→ Instruction
Retype each entry below exactly as it stands.

→ Given data
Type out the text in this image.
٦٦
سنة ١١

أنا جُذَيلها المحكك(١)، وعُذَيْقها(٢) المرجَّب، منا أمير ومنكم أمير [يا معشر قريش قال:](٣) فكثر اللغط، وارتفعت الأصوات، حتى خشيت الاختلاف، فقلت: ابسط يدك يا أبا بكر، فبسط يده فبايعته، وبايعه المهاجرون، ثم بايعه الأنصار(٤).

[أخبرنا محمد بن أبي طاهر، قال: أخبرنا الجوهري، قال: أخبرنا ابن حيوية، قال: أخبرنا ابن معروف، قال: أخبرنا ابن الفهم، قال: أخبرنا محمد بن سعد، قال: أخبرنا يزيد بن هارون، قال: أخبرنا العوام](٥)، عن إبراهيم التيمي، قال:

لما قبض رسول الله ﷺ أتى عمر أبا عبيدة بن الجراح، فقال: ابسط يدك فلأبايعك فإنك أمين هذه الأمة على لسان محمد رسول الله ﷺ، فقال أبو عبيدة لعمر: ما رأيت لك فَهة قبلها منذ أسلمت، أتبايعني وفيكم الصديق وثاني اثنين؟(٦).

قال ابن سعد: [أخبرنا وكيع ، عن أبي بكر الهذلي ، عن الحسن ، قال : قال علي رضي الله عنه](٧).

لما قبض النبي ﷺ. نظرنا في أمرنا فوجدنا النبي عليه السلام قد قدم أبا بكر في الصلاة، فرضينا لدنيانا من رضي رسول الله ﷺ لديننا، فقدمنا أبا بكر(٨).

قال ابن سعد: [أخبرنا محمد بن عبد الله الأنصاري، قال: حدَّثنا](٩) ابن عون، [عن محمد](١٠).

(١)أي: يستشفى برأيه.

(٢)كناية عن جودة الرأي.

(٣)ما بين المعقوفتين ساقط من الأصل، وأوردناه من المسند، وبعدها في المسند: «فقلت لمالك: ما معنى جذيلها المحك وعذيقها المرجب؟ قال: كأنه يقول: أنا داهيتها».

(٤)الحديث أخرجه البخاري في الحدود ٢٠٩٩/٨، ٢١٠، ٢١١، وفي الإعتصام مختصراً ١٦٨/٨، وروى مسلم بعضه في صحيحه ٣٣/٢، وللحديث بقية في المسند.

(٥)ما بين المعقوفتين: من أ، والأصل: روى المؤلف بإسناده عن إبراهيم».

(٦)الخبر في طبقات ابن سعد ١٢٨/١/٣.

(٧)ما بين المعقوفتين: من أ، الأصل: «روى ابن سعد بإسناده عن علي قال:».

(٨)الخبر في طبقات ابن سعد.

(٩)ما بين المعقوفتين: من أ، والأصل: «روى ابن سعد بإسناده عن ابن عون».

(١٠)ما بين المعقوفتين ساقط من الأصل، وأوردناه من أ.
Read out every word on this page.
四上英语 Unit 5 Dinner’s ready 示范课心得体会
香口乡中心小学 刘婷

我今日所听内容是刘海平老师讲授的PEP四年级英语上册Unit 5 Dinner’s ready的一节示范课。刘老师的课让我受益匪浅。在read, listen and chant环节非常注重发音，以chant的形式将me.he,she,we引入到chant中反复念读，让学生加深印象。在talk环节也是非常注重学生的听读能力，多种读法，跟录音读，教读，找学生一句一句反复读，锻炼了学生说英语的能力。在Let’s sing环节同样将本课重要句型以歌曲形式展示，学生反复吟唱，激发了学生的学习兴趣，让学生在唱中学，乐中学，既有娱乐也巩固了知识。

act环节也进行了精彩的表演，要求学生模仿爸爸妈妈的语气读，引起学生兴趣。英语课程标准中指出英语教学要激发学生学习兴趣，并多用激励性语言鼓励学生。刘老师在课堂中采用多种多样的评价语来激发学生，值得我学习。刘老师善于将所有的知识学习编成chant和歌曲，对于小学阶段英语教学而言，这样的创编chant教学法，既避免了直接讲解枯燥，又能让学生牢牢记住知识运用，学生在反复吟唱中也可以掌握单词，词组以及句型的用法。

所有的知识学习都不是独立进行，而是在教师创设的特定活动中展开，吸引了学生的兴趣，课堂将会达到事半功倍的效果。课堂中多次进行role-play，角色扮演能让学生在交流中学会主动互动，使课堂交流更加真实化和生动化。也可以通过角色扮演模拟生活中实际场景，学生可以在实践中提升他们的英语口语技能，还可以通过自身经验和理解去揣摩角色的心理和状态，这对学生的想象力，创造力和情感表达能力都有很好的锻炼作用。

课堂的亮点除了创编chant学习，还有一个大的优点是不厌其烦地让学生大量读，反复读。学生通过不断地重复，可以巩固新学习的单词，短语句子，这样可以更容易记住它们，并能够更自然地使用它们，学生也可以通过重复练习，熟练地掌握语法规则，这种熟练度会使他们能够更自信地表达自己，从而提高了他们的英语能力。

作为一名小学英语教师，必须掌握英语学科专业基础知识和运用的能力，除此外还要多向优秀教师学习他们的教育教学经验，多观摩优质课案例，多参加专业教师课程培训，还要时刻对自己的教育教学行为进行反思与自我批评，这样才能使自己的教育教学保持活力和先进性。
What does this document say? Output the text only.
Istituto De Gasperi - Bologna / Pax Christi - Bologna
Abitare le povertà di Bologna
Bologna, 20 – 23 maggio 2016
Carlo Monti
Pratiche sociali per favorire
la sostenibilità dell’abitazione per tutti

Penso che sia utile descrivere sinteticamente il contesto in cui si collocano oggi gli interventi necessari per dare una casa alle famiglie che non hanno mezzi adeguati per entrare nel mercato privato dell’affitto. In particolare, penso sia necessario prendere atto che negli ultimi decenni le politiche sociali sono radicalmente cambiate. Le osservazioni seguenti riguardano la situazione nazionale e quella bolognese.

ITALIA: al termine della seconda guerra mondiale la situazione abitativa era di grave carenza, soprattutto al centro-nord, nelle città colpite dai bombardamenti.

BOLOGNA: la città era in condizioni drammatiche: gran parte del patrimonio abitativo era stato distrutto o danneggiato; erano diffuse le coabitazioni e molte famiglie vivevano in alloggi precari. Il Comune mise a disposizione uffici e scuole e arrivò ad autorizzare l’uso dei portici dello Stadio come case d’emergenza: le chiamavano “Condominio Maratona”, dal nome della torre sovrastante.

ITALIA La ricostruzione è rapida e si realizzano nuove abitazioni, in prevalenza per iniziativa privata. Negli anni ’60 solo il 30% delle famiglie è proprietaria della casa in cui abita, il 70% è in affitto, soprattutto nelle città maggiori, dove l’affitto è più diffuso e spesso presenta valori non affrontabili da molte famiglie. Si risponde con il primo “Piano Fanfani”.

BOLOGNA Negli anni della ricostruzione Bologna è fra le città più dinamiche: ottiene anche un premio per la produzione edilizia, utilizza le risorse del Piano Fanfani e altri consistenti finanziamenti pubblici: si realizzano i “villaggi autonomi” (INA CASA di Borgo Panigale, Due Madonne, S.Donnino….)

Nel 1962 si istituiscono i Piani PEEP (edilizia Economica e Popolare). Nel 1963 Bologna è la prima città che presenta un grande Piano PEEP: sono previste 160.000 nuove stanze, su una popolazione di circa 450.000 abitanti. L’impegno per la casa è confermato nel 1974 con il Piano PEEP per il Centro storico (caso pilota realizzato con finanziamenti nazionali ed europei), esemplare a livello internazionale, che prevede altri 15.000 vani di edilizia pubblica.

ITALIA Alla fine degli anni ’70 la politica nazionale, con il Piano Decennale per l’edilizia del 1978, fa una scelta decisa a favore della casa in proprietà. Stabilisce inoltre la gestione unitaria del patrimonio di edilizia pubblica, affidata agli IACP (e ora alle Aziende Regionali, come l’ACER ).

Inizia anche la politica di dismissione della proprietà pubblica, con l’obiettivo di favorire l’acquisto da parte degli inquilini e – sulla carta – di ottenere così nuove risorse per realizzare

→ Answer for the task
Type out the text in this image.
٦٦
سنة ١١

أنا جُذَيلها المحكك(١)، وعُذَيْقها(٢) المرجَّب، منا أمير ومنكم أمير [يا معشر قريش قال:](٣) فكثر اللغط، وارتفعت الأصوات، حتى خشيت الاختلاف، فقلت: ابسط يدك يا أبا بكر، فبسط يده فبايعته، وبايعه المهاجرون، ثم بايعه الأنصار(٤).

[أخبرنا محمد بن أبي طاهر، قال: أخبرنا الجوهري، قال: أخبرنا ابن حيوية، قال: أخبرنا ابن معروف، قال: أخبرنا ابن الفهم، قال: أخبرنا محمد بن سعد، قال: أخبرنا يزيد بن هارون، قال: أخبرنا العوام](٥)، عن إبراهيم التيمي، قال:

لما قبض رسول الله ﷺ أتى عمر أبا عبيدة بن الجراح، فقال: ابسط يدك فلأبايعك فإنك أمين هذه الأمة على لسان محمد رسول الله ﷺ، فقال أبو عبيدة لعمر: ما رأيت لك فَهة قبلها منذ أسلمت، أتبايعني وفيكم الصديق وثاني اثنين؟(٦).

قال ابن سعد: [أخبرنا وكيع ، عن أبي بكر الهذلي ، عن الحسن ، قال : قال علي رضي الله عنه](٧).

لما قبض النبي ﷺ. نظرنا في أمرنا فوجدنا النبي عليه السلام قد قدم أبا بكر في الصلاة، فرضينا لدنيانا من رضي رسول الله ﷺ لديننا، فقدمنا أبا بكر(٨).

قال ابن سعد: [أخبرنا محمد بن عبد الله الأنصاري، قال: حدَّثنا](٩) ابن عون، [عن محمد](١٠).

(١)أي: يستشفى برأيه.

(٢)كناية عن جودة الرأي.

(٣)ما بين المعقوفتين ساقط من الأصل، وأوردناه من المسند، وبعدها في المسند: «فقلت لمالك: ما معنى جذيلها المحك وعذيقها المرجب؟ قال: كأنه يقول: أنا داهيتها».

(٤)الحديث أخرجه البخاري في الحدود ٢٠٩٩/٨، ٢١٠، ٢١١، وفي الإعتصام مختصراً ١٦٨/٨، وروى مسلم بعضه في صحيحه ٣٣/٢، وللحديث بقية في المسند.

(٥)ما بين المعقوفتين: من أ، والأصل: روى المؤلف بإسناده عن إبراهيم».

(٦)الخبر في طبقات ابن سعد ١٢٨/١/٣.

(٧)ما بين المعقوفتين: من أ، الأصل: «روى ابن سعد بإسناده عن علي قال:».

(٨)الخبر في طبقات ابن سعد.

(٩)ما بين المعقوفتين: من أ، والأصل: «روى ابن سعد بإسناده عن ابن عون».

(١٠)ما بين المعقوفتين ساقط من الأصل، وأوردناه من أ.
Read out every word on this page.
四上英语 Unit 5 Dinner’s ready 示范课心得体会
香口乡中心小学 刘婷

我今日所听内容是刘海平老师讲授的PEP四年级英语上册Unit 5 Dinner’s ready的一节示范课。刘老师的课让我受益匪浅。在read, listen and chant环节非常注重发音，以chant的形式将me.he,she,we引入到chant中反复念读，让学生加深印象。在talk环节也是非常注重学生的听读能力，多种读法，跟录音读，教读，找学生一句一句反复读，锻炼了学生说英语的能力。在Let’s sing环节同样将本课重要句型以歌曲形式展示，学生反复吟唱，激发了学生的学习兴趣，让学生在唱中学，乐中学，既有娱乐也巩固了知识。

act环节也进行了精彩的表演，要求学生模仿爸爸妈妈的语气读，引起学生兴趣。英语课程标准中指出英语教学要激发学生学习兴趣，并多用激励性语言鼓励学生。刘老师在课堂中采用多种多样的评价语来激发学生，值得我学习。刘老师善于将所有的知识学习编成chant和歌曲，对于小学阶段英语教学而言，这样的创编chant教学法，既避免了直接讲解枯燥，又能让学生牢牢记住知识运用，学生在反复吟唱中也可以掌握单词，词组以及句型的用法。

所有的知识学习都不是独立进行，而是在教师创设的特定活动中展开，吸引了学生的兴趣，课堂将会达到事半功倍的效果。课堂中多次进行role-play，角色扮演能让学生在交流中学会主动互动，使课堂交流更加真实化和生动化。也可以通过角色扮演模拟生活中实际场景，学生可以在实践中提升他们的英语口语技能，还可以通过自身经验和理解去揣摩角色的心理和状态，这对学生的想象力，创造力和情感表达能力都有很好的锻炼作用。

课堂的亮点除了创编chant学习，还有一个大的优点是不厌其烦地让学生大量读，反复读。学生通过不断地重复，可以巩固新学习的单词，短语句子，这样可以更容易记住它们，并能够更自然地使用它们，学生也可以通过重复练习，熟练地掌握语法规则，这种熟练度会使他们能够更自信地表达自己，从而提高了他们的英语能力。

作为一名小学英语教师，必须掌握英语学科专业基础知识和运用的能力，除此外还要多向优秀教师学习他们的教育教学经验，多观摩优质课案例，多参加专业教师课程培训，还要时刻对自己的教育教学行为进行反思与自我批评，这样才能使自己的教育教学保持活力和先进性。
What does this document say? Output the text only.
Istituto De Gasperi - Bologna / Pax Christi - Bologna
Abitare le povertà di Bologna
Bologna, 20 – 23 maggio 2016
Carlo Monti
Pratiche sociali per favorire
la sostenibilità dell’abitazione per tutti

Penso che sia utile descrivere sinteticamente il contesto in cui si collocano oggi gli interventi necessari per dare una casa alle famiglie che non hanno mezzi adeguati per entrare nel mercato privato dell’affitto. In particolare, penso sia necessario prendere atto che negli ultimi decenni le politiche sociali sono radicalmente cambiate. Le osservazioni seguenti riguardano la situazione nazionale e quella bolognese.

ITALIA: al termine della seconda guerra mondiale la situazione abitativa era di grave carenza, soprattutto al centro-nord, nelle città colpite dai bombardamenti.

BOLOGNA: la città era in condizioni drammatiche: gran parte del patrimonio abitativo era stato distrutto o danneggiato; erano diffuse le coabitazioni e molte famiglie vivevano in alloggi precari. Il Comune mise a disposizione uffici e scuole e arrivò ad autorizzare l’uso dei portici dello Stadio come case d’emergenza: le chiamavano “Condominio Maratona”, dal nome della torre sovrastante.

ITALIA La ricostruzione è rapida e si realizzano nuove abitazioni, in prevalenza per iniziativa privata. Negli anni ’60 solo il 30% delle famiglie è proprietaria della casa in cui abita, il 70% è in affitto, soprattutto nelle città maggiori, dove l’affitto è più diffuso e spesso presenta valori non affrontabili da molte famiglie. Si risponde con il primo “Piano Fanfani”.

BOLOGNA Negli anni della ricostruzione Bologna è fra le città più dinamiche: ottiene anche un premio per la produzione edilizia, utilizza le risorse del Piano Fanfani e altri consistenti finanziamenti pubblici: si realizzano i “villaggi autonomi” (INA CASA di Borgo Panigale, Due Madonne, S.Donnino….)

Nel 1962 si istituiscono i Piani PEEP (edilizia Economica e Popolare). Nel 1963 Bologna è la prima città che presenta un grande Piano PEEP: sono previste 160.000 nuove stanze, su una popolazione di circa 450.000 abitanti. L’impegno per la casa è confermato nel 1974 con il Piano PEEP per il Centro storico (caso pilota realizzato con finanziamenti nazionali ed europei), esemplare a livello internazionale, che prevede altri 15.000 vani di edilizia pubblica.

ITALIA Alla fine degli anni ’70 la politica nazionale, con il Piano Decennale per l’edilizia del 1978, fa una scelta decisa a favore della casa in proprietà. Stabilisce inoltre la gestione unitaria del patrimonio di edilizia pubblica, affidata agli IACP (e ora alle Aziende Regionali, come l’ACER ).

Inizia anche la politica di dismissione della proprietà pubblica, con l’obiettivo di favorire l’acquisto da parte degli inquilini e – sulla carta – di ottenere così nuove risorse per realizzare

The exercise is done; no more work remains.